• Text provided:
[SciPy-User] removing multiple occurrences of a specific value (or range of values) from an array

Wed Jan 12 10:07:02 EST 2011

On 01/11/2011 04:46 PM, Brennan Williams wrote:
> On 12/01/2011 3:55 a.m., Bruce Southey wrote:
>> On 01/10/2011 08:33 PM, Brennan Williams wrote:
>>> On 11/01/2011 3:15 p.m., josef.pktd at gmail.com wrote:
>>>> On Mon, Jan 10, 2011 at 8:57 PM, Brennan Williams
>>>> <brennan.williams at visualreservoir.com>     wrote:
>>>>> On 11/01/2011 2:48 p.m., josef.pktd at gmail.com wrote:
>>>>>> On Mon, Jan 10, 2011 at 8:42 PM, Brennan Williams
>>>>>> <brennan.williams at visualreservoir.com>       wrote:
>>>>>>> I have a numpy array and I use .min(), .max(), .std(), average(..),
>>>>>>> median(...) etc to get various stats values.
>>>>>>>
>>>>>>> Depending on where the data originally came from, the array can contain
>>>>>>> a null value which could be 1.0e+20 or similar (can vary from dataset to
>>>>>>> dataset). Due to rounding errors this can sometimes appear as something
>>>>>>> like 1.0000002004e+20 etc etc.
>>>>>>>
>>>>>>> So I want to be able to correctly calculate the stats values by ignoring
>>>>>>> the null values.
>>>>>>>
>>>>>>> I also want to be able to replace the null values with another value
>>>>>>> (for plotting/exporting).
>>>>>>>
>>>>>>> What's the best way to do this without looping over the elements of the
>>>>>>> array?
>>>>>> If you don't have anything large, then you could just do
>>>>>>
>>>>>> x[x>1e19]=np.nan
>>>>>>
>>>>>> or filter them out, or convert to masked array.
>>>>>>
>>>>> the array is usually<10,000 values, often<1000
>>>>>
>>>>> On a separate note I found that .std() didn't return a valid value when
>>>>> I have a lot of 1.0e+20's in the array. I realise that it is probably a
>>>>> single precision issue and I probably won't need to worry about this in
>>>>> future but I presume I should use .std(dtype=float64) ?

• Provided data:
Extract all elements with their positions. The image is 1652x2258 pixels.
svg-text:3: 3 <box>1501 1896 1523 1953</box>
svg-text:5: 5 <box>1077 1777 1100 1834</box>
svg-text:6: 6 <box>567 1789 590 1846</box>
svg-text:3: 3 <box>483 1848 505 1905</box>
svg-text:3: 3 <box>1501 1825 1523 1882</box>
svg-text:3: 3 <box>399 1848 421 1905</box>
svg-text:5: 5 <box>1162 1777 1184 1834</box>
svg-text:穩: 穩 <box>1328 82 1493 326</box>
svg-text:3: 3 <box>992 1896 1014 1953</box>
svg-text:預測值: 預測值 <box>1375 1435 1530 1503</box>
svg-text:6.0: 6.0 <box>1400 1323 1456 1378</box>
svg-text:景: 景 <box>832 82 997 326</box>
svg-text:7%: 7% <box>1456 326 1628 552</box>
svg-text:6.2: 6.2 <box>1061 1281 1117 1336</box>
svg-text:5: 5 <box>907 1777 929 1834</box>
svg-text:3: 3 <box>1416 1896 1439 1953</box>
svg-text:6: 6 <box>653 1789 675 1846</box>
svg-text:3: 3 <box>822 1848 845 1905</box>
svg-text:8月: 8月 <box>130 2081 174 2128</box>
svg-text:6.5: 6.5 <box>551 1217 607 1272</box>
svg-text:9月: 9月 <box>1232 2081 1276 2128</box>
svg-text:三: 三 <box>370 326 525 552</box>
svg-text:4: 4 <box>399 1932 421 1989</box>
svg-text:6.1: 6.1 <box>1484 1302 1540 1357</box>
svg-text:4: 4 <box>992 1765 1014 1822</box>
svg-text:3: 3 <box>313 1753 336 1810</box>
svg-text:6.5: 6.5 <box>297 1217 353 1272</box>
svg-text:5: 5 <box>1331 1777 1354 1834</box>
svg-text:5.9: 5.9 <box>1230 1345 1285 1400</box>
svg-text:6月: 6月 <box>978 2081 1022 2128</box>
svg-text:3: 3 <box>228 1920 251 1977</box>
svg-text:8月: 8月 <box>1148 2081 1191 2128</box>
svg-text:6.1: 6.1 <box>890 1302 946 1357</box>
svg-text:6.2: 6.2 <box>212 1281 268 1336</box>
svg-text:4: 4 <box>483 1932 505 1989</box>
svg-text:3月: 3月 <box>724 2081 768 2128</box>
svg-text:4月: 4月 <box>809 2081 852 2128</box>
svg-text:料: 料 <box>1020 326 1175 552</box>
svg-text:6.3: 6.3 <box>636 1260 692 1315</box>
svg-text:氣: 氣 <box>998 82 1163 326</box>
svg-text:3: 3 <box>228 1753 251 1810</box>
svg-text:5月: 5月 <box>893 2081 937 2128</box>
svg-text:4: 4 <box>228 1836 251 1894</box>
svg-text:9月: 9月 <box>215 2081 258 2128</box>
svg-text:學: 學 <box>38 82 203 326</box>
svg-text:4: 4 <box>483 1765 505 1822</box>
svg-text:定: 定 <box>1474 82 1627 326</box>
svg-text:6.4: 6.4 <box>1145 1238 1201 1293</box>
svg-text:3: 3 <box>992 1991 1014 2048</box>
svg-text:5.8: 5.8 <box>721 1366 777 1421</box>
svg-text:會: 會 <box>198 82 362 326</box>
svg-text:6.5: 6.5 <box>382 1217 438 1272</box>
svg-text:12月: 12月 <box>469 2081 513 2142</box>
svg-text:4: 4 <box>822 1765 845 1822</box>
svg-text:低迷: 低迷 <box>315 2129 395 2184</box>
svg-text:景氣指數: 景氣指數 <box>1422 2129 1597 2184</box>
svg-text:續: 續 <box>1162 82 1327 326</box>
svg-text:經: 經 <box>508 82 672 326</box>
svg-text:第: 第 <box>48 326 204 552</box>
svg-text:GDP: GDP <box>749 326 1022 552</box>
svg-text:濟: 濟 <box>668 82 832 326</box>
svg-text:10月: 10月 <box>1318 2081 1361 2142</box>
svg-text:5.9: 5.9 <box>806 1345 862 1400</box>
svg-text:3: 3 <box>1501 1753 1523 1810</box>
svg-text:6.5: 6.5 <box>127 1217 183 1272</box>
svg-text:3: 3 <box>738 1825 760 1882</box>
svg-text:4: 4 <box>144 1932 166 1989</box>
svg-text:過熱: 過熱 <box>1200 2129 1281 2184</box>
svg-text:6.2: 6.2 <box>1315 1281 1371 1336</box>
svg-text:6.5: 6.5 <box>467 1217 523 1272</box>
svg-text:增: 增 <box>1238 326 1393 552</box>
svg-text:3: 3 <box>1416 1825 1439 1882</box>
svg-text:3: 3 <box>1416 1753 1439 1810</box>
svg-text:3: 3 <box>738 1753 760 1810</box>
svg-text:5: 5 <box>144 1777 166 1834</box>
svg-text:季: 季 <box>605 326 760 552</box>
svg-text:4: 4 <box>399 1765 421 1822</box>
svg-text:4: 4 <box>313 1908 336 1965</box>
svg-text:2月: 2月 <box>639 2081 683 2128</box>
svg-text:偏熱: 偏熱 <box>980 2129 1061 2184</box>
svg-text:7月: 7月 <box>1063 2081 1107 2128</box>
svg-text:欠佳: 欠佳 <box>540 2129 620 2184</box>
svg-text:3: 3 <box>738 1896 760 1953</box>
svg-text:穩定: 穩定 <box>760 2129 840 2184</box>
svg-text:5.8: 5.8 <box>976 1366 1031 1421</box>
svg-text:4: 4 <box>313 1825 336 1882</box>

• Directives:
[1] In the SciPy mailing list thread, how many values does the array usually hold?
[2] Report how many lines in the rows above contain the word "positions". Give only the number.

• Replies:
[1] Usually fewer than 10,000 values, often fewer than 1000.

[2] 1